▶ [What you will do] Retype all of the listing exactly, passing over any picture you find.

..........

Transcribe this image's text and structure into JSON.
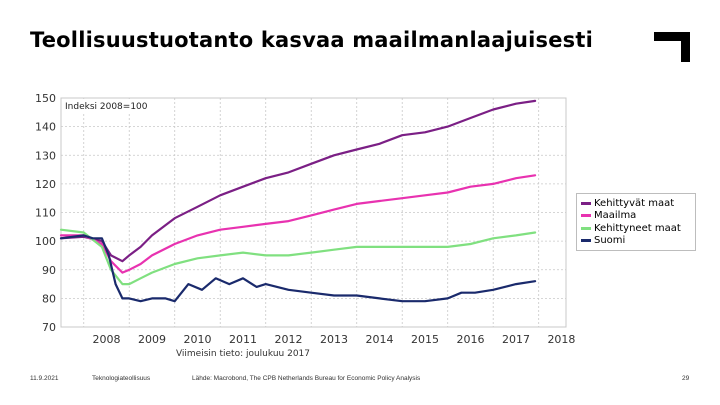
{
  "slide": {
    "title": "Teollisuustuotanto kasvaa maailmanlaajuisesti",
    "footer": {
      "date": "11.9.2021",
      "organization": "Teknologiateollisuus",
      "source": "Lähde: Macrobond, The CPB Netherlands Bureau for Economic Policy Analysis",
      "page_number": "29"
    }
  },
  "chart_data": {
    "type": "line",
    "index_label": "Indeksi 2008=100",
    "note": "Viimeisin tieto: joulukuu 2017",
    "ylim": [
      70,
      150
    ],
    "yticks": [
      70,
      80,
      90,
      100,
      110,
      120,
      130,
      140,
      150
    ],
    "xlim": [
      2007.5,
      2018.6
    ],
    "xticks": [
      "2008",
      "2009",
      "2010",
      "2011",
      "2012",
      "2013",
      "2014",
      "2015",
      "2016",
      "2017",
      "2018"
    ],
    "grid": true,
    "legend_position": "right",
    "series": [
      {
        "name": "Kehittyvät maat",
        "color": "#7b1f85",
        "x": [
          2007.5,
          2008.0,
          2008.4,
          2008.6,
          2008.85,
          2009.0,
          2009.25,
          2009.5,
          2010.0,
          2010.5,
          2011.0,
          2011.5,
          2012.0,
          2012.5,
          2013.0,
          2013.5,
          2014.0,
          2014.5,
          2015.0,
          2015.5,
          2016.0,
          2016.5,
          2017.0,
          2017.5,
          2017.92
        ],
        "y": [
          101,
          101.5,
          100,
          95,
          93,
          95,
          98,
          102,
          108,
          112,
          116,
          119,
          122,
          124,
          127,
          130,
          132,
          134,
          137,
          138,
          140,
          143,
          146,
          148,
          149
        ]
      },
      {
        "name": "Maailma",
        "color": "#e832b0",
        "x": [
          2007.5,
          2008.0,
          2008.4,
          2008.6,
          2008.85,
          2009.0,
          2009.25,
          2009.5,
          2010.0,
          2010.5,
          2011.0,
          2011.5,
          2012.0,
          2012.5,
          2013.0,
          2013.5,
          2014.0,
          2014.5,
          2015.0,
          2015.5,
          2016.0,
          2016.5,
          2017.0,
          2017.5,
          2017.92
        ],
        "y": [
          102,
          102,
          99,
          93,
          89,
          90,
          92,
          95,
          99,
          102,
          104,
          105,
          106,
          107,
          109,
          111,
          113,
          114,
          115,
          116,
          117,
          119,
          120,
          122,
          123
        ]
      },
      {
        "name": "Kehittyneet maat",
        "color": "#80e080",
        "x": [
          2007.5,
          2008.0,
          2008.4,
          2008.6,
          2008.85,
          2009.0,
          2009.25,
          2009.5,
          2010.0,
          2010.5,
          2011.0,
          2011.5,
          2012.0,
          2012.5,
          2013.0,
          2013.5,
          2014.0,
          2014.5,
          2015.0,
          2015.5,
          2016.0,
          2016.5,
          2017.0,
          2017.5,
          2017.92
        ],
        "y": [
          104,
          103,
          98,
          90,
          85,
          85,
          87,
          89,
          92,
          94,
          95,
          96,
          95,
          95,
          96,
          97,
          98,
          98,
          98,
          98,
          98,
          99,
          101,
          102,
          103
        ]
      },
      {
        "name": "Suomi",
        "color": "#1a2a6c",
        "x": [
          2007.5,
          2008.0,
          2008.2,
          2008.4,
          2008.55,
          2008.7,
          2008.85,
          2009.0,
          2009.25,
          2009.5,
          2009.8,
          2010.0,
          2010.3,
          2010.6,
          2010.9,
          2011.2,
          2011.5,
          2011.8,
          2012.0,
          2012.5,
          2013.0,
          2013.5,
          2014.0,
          2014.5,
          2015.0,
          2015.5,
          2016.0,
          2016.3,
          2016.6,
          2017.0,
          2017.5,
          2017.92
        ],
        "y": [
          101,
          102,
          101,
          101,
          95,
          85,
          80,
          80,
          79,
          80,
          80,
          79,
          85,
          83,
          87,
          85,
          87,
          84,
          85,
          83,
          82,
          81,
          81,
          80,
          79,
          79,
          80,
          82,
          82,
          83,
          85,
          86
        ]
      }
    ]
  }
}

..........

▶ [Written answer]
Transcribe this image's text and structure into JSON.
{
  "slide": {
    "title": "Teollisuustuotanto kasvaa maailmanlaajuisesti",
    "footer": {
      "date": "11.9.2021",
      "organization": "Teknologiateollisuus",
      "source": "Lähde: Macrobond, The CPB Netherlands Bureau for Economic Policy Analysis",
      "page_number": "29"
    }
  },
  "chart_data": {
    "type": "line",
    "index_label": "Indeksi 2008=100",
    "note": "Viimeisin tieto: joulukuu 2017",
    "ylim": [
      70,
      150
    ],
    "yticks": [
      70,
      80,
      90,
      100,
      110,
      120,
      130,
      140,
      150
    ],
    "xlim": [
      2007.5,
      2018.6
    ],
    "xticks": [
      "2008",
      "2009",
      "2010",
      "2011",
      "2012",
      "2013",
      "2014",
      "2015",
      "2016",
      "2017",
      "2018"
    ],
    "grid": true,
    "legend_position": "right",
    "series": [
      {
        "name": "Kehittyvät maat",
        "color": "#7b1f85",
        "x": [
          2007.5,
          2008.0,
          2008.4,
          2008.6,
          2008.85,
          2009.0,
          2009.25,
          2009.5,
          2010.0,
          2010.5,
          2011.0,
          2011.5,
          2012.0,
          2012.5,
          2013.0,
          2013.5,
          2014.0,
          2014.5,
          2015.0,
          2015.5,
          2016.0,
          2016.5,
          2017.0,
          2017.5,
          2017.92
        ],
        "y": [
          101,
          101.5,
          100,
          95,
          93,
          95,
          98,
          102,
          108,
          112,
          116,
          119,
          122,
          124,
          127,
          130,
          132,
          134,
          137,
          138,
          140,
          143,
          146,
          148,
          149
        ]
      },
      {
        "name": "Maailma",
        "color": "#e832b0",
        "x": [
          2007.5,
          2008.0,
          2008.4,
          2008.6,
          2008.85,
          2009.0,
          2009.25,
          2009.5,
          2010.0,
          2010.5,
          2011.0,
          2011.5,
          2012.0,
          2012.5,
          2013.0,
          2013.5,
          2014.0,
          2014.5,
          2015.0,
          2015.5,
          2016.0,
          2016.5,
          2017.0,
          2017.5,
          2017.92
        ],
        "y": [
          102,
          102,
          99,
          93,
          89,
          90,
          92,
          95,
          99,
          102,
          104,
          105,
          106,
          107,
          109,
          111,
          113,
          114,
          115,
          116,
          117,
          119,
          120,
          122,
          123
        ]
      },
      {
        "name": "Kehittyneet maat",
        "color": "#80e080",
        "x": [
          2007.5,
          2008.0,
          2008.4,
          2008.6,
          2008.85,
          2009.0,
          2009.25,
          2009.5,
          2010.0,
          2010.5,
          2011.0,
          2011.5,
          2012.0,
          2012.5,
          2013.0,
          2013.5,
          2014.0,
          2014.5,
          2015.0,
          2015.5,
          2016.0,
          2016.5,
          2017.0,
          2017.5,
          2017.92
        ],
        "y": [
          104,
          103,
          98,
          90,
          85,
          85,
          87,
          89,
          92,
          94,
          95,
          96,
          95,
          95,
          96,
          97,
          98,
          98,
          98,
          98,
          98,
          99,
          101,
          102,
          103
        ]
      },
      {
        "name": "Suomi",
        "color": "#1a2a6c",
        "x": [
          2007.5,
          2008.0,
          2008.2,
          2008.4,
          2008.55,
          2008.7,
          2008.85,
          2009.0,
          2009.25,
          2009.5,
          2009.8,
          2010.0,
          2010.3,
          2010.6,
          2010.9,
          2011.2,
          2011.5,
          2011.8,
          2012.0,
          2012.5,
          2013.0,
          2013.5,
          2014.0,
          2014.5,
          2015.0,
          2015.5,
          2016.0,
          2016.3,
          2016.6,
          2017.0,
          2017.5,
          2017.92
        ],
        "y": [
          101,
          102,
          101,
          101,
          95,
          85,
          80,
          80,
          79,
          80,
          80,
          79,
          85,
          83,
          87,
          85,
          87,
          84,
          85,
          83,
          82,
          81,
          81,
          80,
          79,
          79,
          80,
          82,
          82,
          83,
          85,
          86
        ]
      }
    ]
  }
}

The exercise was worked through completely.